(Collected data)
========

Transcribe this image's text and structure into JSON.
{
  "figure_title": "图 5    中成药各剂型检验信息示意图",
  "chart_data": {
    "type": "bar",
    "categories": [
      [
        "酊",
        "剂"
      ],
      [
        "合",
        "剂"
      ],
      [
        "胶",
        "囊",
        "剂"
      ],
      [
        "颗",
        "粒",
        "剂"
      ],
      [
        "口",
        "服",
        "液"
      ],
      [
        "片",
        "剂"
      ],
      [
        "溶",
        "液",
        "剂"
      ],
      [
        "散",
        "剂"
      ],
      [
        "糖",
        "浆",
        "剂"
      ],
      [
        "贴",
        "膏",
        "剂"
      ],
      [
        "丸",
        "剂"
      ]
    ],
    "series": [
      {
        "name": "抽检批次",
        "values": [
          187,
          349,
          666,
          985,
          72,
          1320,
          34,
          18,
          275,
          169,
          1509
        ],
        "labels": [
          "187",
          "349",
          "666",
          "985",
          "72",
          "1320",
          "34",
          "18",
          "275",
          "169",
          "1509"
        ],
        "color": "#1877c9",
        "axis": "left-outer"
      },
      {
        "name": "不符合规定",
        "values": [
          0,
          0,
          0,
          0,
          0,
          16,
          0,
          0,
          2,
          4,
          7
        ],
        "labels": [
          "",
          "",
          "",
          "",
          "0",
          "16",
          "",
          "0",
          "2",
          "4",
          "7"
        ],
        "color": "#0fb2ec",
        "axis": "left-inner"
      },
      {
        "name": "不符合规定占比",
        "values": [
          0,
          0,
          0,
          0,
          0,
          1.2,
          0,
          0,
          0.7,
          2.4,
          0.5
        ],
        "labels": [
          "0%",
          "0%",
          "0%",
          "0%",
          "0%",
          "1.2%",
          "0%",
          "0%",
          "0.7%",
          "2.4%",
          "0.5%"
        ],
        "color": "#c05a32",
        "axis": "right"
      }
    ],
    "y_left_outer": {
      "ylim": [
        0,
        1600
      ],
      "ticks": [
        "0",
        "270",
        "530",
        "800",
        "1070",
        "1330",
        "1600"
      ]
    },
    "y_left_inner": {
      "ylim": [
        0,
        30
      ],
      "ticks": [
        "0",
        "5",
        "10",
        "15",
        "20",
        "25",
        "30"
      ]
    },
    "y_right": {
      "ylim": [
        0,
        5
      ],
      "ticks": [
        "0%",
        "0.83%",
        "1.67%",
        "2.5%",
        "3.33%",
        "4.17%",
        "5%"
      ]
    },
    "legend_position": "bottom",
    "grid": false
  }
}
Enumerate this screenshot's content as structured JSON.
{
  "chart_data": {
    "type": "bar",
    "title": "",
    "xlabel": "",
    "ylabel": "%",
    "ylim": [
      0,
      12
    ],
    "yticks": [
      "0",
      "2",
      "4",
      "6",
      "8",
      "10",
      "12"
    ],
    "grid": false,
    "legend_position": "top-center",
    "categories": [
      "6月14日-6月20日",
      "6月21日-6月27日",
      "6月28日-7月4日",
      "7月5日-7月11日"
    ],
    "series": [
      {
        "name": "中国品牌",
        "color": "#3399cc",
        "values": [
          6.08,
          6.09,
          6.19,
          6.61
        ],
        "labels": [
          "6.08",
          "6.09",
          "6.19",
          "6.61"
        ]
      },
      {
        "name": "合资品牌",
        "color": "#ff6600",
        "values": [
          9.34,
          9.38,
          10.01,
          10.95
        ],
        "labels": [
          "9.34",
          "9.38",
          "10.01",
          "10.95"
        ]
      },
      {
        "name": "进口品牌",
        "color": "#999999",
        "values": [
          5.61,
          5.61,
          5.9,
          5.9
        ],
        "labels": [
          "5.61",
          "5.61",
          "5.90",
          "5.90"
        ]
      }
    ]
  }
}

========

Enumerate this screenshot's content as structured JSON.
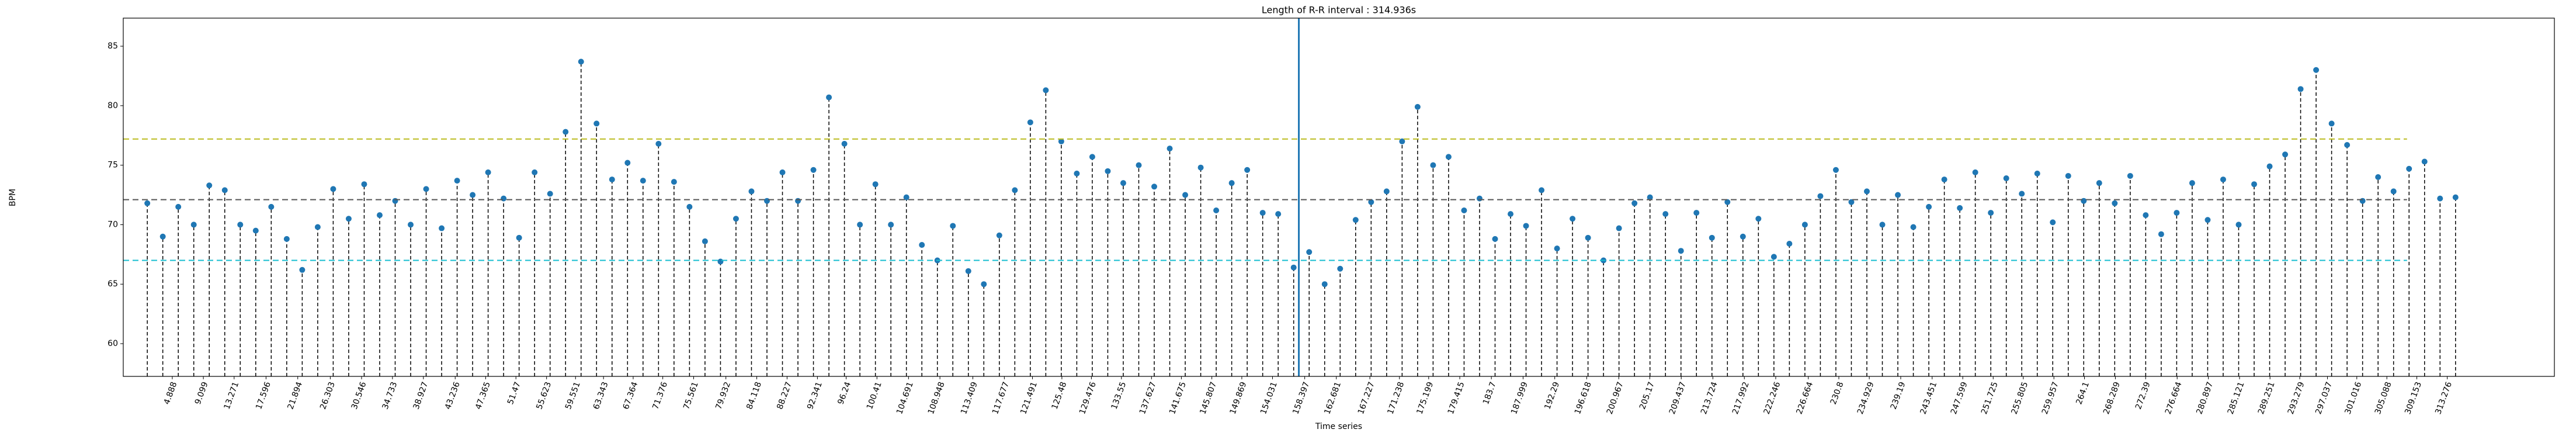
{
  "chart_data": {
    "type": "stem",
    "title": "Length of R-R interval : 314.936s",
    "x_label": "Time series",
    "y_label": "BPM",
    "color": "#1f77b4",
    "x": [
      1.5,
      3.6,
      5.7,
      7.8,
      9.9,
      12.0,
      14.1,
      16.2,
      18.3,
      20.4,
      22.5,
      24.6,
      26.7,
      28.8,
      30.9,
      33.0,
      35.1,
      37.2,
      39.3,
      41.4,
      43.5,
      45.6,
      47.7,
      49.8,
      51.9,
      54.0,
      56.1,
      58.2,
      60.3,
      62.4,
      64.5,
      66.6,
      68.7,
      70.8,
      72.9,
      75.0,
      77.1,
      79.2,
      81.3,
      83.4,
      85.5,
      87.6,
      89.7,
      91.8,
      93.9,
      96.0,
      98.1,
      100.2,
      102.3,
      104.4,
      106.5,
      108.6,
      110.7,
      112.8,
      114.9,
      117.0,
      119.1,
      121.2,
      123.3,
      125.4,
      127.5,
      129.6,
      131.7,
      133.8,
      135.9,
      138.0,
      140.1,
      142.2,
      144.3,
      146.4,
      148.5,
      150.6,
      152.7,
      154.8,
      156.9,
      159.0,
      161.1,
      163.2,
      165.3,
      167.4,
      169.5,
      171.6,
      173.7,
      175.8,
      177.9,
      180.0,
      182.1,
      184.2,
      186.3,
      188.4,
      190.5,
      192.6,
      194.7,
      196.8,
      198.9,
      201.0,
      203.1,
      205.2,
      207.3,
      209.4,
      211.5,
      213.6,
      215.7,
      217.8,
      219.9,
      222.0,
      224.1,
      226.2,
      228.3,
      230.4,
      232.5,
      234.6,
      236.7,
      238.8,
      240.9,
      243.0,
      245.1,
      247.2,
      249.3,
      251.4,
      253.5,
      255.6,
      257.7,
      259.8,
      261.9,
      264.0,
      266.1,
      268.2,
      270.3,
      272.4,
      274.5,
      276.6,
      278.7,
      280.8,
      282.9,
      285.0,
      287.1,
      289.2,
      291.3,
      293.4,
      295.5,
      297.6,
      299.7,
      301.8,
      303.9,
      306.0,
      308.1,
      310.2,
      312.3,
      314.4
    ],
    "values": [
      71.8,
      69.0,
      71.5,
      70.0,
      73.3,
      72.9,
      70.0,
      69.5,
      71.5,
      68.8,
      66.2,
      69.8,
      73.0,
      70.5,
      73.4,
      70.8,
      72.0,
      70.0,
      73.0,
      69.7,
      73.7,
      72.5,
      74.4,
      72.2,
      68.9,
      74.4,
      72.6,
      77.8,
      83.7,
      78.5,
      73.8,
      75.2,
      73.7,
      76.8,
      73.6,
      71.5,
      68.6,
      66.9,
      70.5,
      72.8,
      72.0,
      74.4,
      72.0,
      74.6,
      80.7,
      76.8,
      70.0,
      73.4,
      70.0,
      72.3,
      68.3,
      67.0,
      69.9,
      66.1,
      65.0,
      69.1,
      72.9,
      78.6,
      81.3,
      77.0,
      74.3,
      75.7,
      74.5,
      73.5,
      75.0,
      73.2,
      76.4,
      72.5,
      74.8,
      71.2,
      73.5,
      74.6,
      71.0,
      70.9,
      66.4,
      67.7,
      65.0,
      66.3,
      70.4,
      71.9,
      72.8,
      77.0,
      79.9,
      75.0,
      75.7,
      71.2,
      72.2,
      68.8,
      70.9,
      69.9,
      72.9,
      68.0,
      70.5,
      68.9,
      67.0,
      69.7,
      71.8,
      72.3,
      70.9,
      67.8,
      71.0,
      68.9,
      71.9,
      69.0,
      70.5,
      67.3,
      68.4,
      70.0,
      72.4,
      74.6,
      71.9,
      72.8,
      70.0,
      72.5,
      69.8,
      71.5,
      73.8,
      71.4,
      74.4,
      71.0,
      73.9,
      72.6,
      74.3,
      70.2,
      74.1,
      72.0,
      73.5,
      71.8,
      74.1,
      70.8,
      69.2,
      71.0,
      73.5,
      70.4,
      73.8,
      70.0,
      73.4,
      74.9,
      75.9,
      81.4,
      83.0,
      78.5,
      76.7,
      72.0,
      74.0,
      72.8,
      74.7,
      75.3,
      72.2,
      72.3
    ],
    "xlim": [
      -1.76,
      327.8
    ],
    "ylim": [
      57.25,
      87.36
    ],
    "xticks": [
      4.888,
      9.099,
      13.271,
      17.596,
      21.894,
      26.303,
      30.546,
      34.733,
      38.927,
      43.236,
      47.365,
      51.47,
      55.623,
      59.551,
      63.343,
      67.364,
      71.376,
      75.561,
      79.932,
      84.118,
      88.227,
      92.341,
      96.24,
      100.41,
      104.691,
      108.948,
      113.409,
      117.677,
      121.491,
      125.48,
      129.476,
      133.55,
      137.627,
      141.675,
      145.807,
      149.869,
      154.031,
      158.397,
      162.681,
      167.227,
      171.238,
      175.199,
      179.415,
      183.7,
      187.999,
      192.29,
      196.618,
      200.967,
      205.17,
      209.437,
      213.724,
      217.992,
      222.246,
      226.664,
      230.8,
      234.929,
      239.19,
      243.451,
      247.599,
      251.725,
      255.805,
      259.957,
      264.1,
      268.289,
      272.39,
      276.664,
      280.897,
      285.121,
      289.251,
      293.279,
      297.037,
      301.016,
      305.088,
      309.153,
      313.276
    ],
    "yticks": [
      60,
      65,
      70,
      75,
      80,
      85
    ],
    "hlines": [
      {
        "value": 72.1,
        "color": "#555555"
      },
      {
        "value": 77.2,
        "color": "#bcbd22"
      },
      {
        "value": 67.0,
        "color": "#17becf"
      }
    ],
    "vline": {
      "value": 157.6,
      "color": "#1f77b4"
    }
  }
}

========

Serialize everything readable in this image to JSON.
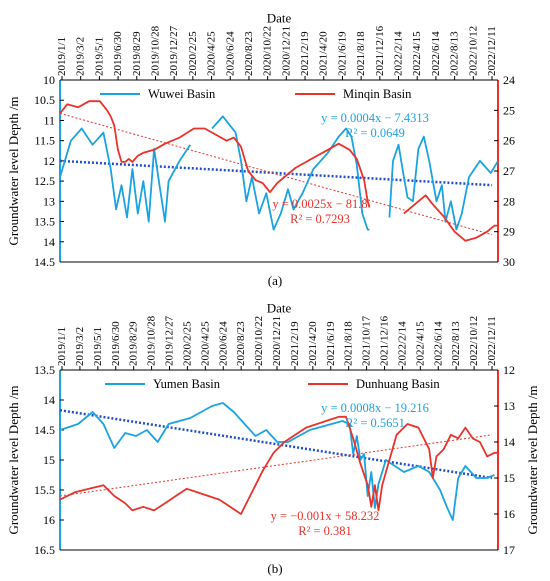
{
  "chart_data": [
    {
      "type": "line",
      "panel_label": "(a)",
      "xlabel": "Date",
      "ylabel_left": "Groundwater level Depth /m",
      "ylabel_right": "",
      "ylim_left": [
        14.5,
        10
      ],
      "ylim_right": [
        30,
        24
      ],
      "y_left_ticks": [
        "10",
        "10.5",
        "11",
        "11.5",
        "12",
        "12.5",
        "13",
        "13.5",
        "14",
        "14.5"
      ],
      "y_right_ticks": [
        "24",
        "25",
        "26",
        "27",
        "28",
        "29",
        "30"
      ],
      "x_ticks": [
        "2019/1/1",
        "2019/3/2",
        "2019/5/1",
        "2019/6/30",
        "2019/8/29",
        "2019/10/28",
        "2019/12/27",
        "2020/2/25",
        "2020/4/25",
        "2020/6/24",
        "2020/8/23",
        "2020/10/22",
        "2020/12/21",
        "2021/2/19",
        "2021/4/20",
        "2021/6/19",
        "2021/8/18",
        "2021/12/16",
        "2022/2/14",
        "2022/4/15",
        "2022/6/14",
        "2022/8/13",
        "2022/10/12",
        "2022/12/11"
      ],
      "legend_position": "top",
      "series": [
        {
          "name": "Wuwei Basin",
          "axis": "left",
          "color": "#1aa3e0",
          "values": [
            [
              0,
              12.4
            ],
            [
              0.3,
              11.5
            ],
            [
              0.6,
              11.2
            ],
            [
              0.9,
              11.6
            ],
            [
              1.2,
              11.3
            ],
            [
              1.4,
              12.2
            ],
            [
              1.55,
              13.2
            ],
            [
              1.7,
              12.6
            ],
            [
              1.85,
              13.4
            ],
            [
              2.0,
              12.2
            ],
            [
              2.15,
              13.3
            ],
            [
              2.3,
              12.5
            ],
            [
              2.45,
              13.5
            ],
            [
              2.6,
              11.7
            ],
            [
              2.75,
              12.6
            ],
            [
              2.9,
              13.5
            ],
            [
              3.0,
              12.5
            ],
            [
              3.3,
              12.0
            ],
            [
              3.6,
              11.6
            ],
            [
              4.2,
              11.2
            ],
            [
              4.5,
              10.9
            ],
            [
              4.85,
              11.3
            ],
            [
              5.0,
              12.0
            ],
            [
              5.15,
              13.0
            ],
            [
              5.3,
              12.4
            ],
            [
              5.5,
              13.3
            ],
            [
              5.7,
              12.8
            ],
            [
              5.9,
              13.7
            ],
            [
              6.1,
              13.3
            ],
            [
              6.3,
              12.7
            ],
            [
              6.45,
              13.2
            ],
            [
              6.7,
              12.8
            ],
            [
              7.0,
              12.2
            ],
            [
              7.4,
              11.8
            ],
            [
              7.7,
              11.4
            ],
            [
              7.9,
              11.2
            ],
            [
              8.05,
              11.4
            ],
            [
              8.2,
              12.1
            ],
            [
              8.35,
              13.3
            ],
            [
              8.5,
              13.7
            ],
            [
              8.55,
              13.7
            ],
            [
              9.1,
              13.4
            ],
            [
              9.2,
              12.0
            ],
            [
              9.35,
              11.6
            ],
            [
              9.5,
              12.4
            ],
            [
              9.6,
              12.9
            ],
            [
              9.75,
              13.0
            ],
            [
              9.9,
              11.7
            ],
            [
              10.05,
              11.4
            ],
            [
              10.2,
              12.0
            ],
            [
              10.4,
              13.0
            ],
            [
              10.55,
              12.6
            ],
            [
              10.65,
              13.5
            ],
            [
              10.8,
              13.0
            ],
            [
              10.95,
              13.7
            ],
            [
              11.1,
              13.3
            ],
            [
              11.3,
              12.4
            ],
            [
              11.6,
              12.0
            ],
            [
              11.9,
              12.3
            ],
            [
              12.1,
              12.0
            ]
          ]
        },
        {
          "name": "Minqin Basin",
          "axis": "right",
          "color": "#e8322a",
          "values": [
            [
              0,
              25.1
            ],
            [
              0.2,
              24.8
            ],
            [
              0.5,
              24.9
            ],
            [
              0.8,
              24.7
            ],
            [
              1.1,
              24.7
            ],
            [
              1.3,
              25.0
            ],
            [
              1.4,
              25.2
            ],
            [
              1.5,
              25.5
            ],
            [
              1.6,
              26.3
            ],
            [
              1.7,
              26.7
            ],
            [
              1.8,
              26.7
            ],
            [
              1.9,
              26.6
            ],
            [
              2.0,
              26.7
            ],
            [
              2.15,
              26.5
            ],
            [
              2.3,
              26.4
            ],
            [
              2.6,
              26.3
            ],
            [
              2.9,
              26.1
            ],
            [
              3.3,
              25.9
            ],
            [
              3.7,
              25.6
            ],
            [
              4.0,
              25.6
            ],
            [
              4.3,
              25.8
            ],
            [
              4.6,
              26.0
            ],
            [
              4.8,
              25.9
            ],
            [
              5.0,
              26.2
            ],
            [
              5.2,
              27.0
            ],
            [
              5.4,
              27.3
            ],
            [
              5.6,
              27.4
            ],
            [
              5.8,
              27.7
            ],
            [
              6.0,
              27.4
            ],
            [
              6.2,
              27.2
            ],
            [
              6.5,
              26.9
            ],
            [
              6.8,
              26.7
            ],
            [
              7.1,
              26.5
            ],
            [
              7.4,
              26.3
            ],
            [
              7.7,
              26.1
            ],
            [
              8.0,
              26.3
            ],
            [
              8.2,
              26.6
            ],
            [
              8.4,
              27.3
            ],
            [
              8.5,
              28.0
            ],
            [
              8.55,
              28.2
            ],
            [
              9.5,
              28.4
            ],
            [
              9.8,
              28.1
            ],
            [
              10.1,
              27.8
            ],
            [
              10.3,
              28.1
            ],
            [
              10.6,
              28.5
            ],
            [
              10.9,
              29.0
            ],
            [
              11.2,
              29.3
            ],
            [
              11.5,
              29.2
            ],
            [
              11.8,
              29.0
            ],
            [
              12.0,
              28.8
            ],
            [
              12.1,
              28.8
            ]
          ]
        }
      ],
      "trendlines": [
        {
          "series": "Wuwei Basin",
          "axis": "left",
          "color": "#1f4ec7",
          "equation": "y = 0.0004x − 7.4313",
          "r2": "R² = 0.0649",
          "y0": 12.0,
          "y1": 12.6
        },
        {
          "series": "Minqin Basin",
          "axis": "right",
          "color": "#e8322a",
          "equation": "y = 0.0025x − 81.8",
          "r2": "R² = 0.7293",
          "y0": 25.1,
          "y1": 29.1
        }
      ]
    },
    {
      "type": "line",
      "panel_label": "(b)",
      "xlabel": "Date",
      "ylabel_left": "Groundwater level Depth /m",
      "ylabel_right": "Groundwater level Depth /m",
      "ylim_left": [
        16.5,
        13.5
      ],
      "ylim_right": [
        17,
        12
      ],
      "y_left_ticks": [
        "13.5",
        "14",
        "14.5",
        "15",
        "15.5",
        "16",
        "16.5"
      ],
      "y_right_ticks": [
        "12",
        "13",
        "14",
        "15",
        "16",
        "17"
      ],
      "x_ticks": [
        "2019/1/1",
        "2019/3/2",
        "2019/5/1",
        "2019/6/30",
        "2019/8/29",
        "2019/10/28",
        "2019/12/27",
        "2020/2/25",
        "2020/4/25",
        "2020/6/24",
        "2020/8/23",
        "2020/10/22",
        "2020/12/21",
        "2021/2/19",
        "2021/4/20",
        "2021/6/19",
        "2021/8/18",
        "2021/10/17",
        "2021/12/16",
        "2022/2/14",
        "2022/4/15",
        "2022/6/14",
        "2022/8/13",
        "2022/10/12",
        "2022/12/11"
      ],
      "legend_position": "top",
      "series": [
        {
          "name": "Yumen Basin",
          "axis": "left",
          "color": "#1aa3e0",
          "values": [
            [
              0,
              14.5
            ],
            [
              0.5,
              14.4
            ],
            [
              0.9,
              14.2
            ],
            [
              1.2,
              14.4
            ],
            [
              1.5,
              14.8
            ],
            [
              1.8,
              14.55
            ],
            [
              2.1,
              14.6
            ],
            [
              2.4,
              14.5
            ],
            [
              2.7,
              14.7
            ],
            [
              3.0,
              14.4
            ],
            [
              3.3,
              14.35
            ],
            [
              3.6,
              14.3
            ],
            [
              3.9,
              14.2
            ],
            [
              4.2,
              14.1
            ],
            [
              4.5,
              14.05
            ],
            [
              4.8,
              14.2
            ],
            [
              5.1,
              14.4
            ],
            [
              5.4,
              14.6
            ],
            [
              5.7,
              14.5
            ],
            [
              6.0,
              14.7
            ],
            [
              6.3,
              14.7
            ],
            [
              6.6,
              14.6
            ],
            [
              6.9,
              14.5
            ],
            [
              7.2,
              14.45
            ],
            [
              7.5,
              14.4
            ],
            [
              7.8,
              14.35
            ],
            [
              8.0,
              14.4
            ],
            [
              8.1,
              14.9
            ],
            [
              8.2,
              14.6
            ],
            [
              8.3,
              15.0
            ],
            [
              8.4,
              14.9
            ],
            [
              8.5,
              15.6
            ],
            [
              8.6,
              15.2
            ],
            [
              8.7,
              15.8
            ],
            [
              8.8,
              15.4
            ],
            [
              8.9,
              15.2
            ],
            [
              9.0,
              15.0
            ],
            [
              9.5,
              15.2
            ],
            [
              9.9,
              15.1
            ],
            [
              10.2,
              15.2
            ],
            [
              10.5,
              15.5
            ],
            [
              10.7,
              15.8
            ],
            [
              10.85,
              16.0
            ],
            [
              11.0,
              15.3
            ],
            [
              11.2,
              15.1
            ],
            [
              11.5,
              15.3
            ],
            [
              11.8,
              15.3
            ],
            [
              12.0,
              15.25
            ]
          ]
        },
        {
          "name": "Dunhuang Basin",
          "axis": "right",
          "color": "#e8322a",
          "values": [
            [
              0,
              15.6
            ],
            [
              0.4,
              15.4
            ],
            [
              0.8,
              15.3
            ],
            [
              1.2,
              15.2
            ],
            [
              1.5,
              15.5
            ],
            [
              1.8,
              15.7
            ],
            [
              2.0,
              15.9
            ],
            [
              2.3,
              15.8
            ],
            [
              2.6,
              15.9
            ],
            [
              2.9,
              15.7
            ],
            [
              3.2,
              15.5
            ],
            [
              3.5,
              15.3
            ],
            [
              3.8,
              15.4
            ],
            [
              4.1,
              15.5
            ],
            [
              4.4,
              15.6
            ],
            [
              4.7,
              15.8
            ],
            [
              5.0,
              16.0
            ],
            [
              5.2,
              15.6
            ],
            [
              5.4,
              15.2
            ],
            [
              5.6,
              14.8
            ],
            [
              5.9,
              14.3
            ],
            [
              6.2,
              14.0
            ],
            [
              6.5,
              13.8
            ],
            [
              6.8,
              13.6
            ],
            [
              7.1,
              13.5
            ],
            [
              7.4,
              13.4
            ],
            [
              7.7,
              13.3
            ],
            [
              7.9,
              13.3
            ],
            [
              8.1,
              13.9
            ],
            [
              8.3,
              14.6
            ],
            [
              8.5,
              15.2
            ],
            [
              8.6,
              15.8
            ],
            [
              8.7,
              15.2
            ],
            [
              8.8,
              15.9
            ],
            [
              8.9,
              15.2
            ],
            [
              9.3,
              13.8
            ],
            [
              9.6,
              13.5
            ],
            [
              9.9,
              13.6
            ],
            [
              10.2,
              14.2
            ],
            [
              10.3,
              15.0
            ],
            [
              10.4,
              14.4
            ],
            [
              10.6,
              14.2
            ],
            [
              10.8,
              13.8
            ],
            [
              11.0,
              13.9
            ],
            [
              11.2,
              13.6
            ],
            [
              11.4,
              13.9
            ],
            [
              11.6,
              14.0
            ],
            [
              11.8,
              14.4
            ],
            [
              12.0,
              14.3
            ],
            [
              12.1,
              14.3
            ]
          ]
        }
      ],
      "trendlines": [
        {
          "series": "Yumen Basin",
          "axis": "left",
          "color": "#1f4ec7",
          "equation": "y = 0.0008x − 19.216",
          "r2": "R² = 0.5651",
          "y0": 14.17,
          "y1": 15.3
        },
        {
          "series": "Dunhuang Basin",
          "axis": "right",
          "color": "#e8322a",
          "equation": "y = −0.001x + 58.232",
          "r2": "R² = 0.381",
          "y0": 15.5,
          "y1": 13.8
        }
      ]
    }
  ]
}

========

-- GIVEN TASK --
Copy each line above that contains the string "Dunhuang".

-- ANSWER TO THE EXERCISE --
          "name": "Dunhuang Basin",
          "series": "Dunhuang Basin",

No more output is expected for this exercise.